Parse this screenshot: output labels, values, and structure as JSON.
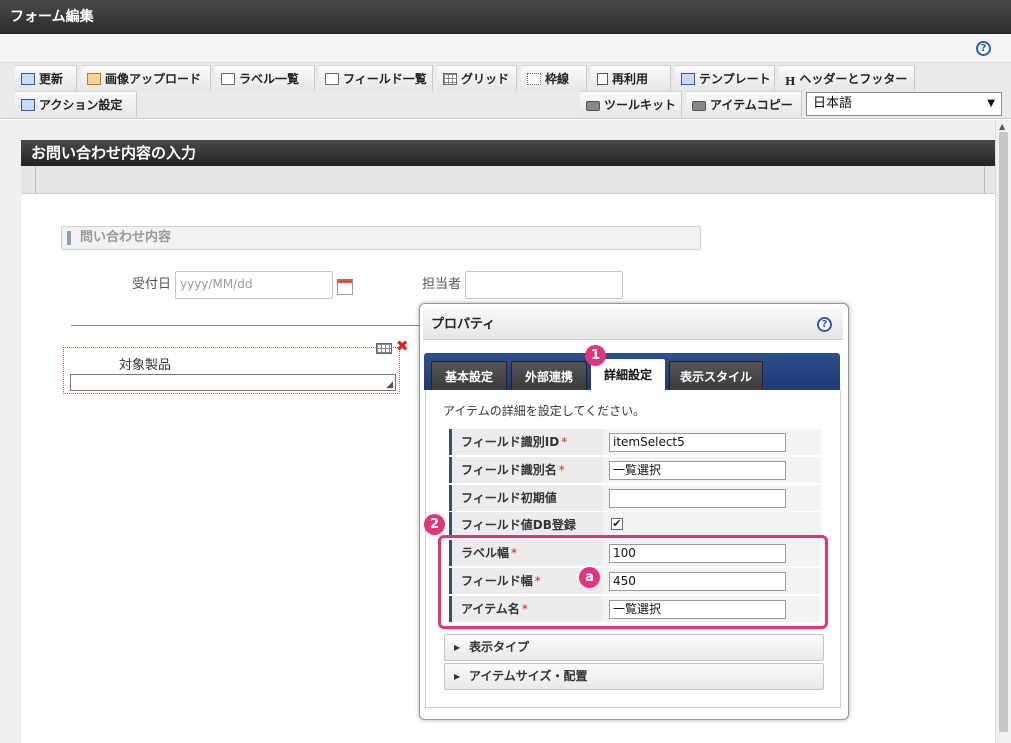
{
  "window": {
    "title": "フォーム編集"
  },
  "toolbar": {
    "row1": [
      "更新",
      "画像アップロード",
      "ラベル一覧",
      "フィールド一覧",
      "グリッド",
      "枠線",
      "再利用",
      "テンプレート",
      "ヘッダーとフッター"
    ],
    "row2_left": [
      "アクション設定"
    ],
    "row2_right": [
      "ツールキット",
      "アイテムコピー"
    ],
    "header_footer_glyph": "H",
    "language": "日本語"
  },
  "form": {
    "title": "お問い合わせ内容の入力",
    "section_title": "問い合わせ内容",
    "received_date_label": "受付日",
    "received_date_placeholder": "yyyy/MM/dd",
    "assignee_label": "担当者",
    "item_label": "対象製品"
  },
  "properties": {
    "title": "プロパティ",
    "tabs": [
      "基本設定",
      "外部連携",
      "詳細設定",
      "表示スタイル"
    ],
    "active_tab": "詳細設定",
    "description": "アイテムの詳細を設定してください。",
    "rows": [
      {
        "label": "フィールド識別ID",
        "required": true,
        "value": "itemSelect5"
      },
      {
        "label": "フィールド識別名",
        "required": true,
        "value": "一覧選択"
      },
      {
        "label": "フィールド初期値",
        "required": false,
        "value": ""
      },
      {
        "label": "フィールド値DB登録",
        "required": false,
        "checked": true
      },
      {
        "label": "ラベル幅",
        "required": true,
        "value": "100"
      },
      {
        "label": "フィールド幅",
        "required": true,
        "value": "450"
      },
      {
        "label": "アイテム名",
        "required": true,
        "value": "一覧選択"
      }
    ],
    "required_mark": "*",
    "check_mark": "✔",
    "accordions": [
      "表示タイプ",
      "アイテムサイズ・配置"
    ]
  },
  "annotations": {
    "badge1": "1",
    "badge2": "2",
    "badge_a": "a"
  },
  "icons": {
    "help": "?",
    "delete": "✖",
    "dropdown": "▼",
    "expand": "▶",
    "resize": "◢",
    "scroll_up": "▲"
  },
  "colors": {
    "annotation_pink": "#e0357a",
    "tab_bar_blue": "#2f4f8c",
    "required_red": "#d9221e"
  }
}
════════════════
● **EXERCISE AIM**
Without including any pictures, reproduce the listing exactly.

● **REPLY TO THE TASK**
Parse this screenshot: output labels, values, and structure as JSON.
{
  "window": {
    "title": "フォーム編集"
  },
  "toolbar": {
    "row1": [
      "更新",
      "画像アップロード",
      "ラベル一覧",
      "フィールド一覧",
      "グリッド",
      "枠線",
      "再利用",
      "テンプレート",
      "ヘッダーとフッター"
    ],
    "row2_left": [
      "アクション設定"
    ],
    "row2_right": [
      "ツールキット",
      "アイテムコピー"
    ],
    "header_footer_glyph": "H",
    "language": "日本語"
  },
  "form": {
    "title": "お問い合わせ内容の入力",
    "section_title": "問い合わせ内容",
    "received_date_label": "受付日",
    "received_date_placeholder": "yyyy/MM/dd",
    "assignee_label": "担当者",
    "item_label": "対象製品"
  },
  "properties": {
    "title": "プロパティ",
    "tabs": [
      "基本設定",
      "外部連携",
      "詳細設定",
      "表示スタイル"
    ],
    "active_tab": "詳細設定",
    "description": "アイテムの詳細を設定してください。",
    "rows": [
      {
        "label": "フィールド識別ID",
        "required": true,
        "value": "itemSelect5"
      },
      {
        "label": "フィールド識別名",
        "required": true,
        "value": "一覧選択"
      },
      {
        "label": "フィールド初期値",
        "required": false,
        "value": ""
      },
      {
        "label": "フィールド値DB登録",
        "required": false,
        "checked": true
      },
      {
        "label": "ラベル幅",
        "required": true,
        "value": "100"
      },
      {
        "label": "フィールド幅",
        "required": true,
        "value": "450"
      },
      {
        "label": "アイテム名",
        "required": true,
        "value": "一覧選択"
      }
    ],
    "required_mark": "*",
    "check_mark": "✔",
    "accordions": [
      "表示タイプ",
      "アイテムサイズ・配置"
    ]
  },
  "annotations": {
    "badge1": "1",
    "badge2": "2",
    "badge_a": "a"
  },
  "icons": {
    "help": "?",
    "delete": "✖",
    "dropdown": "▼",
    "expand": "▶",
    "resize": "◢",
    "scroll_up": "▲"
  },
  "colors": {
    "annotation_pink": "#e0357a",
    "tab_bar_blue": "#2f4f8c",
    "required_red": "#d9221e"
  }
}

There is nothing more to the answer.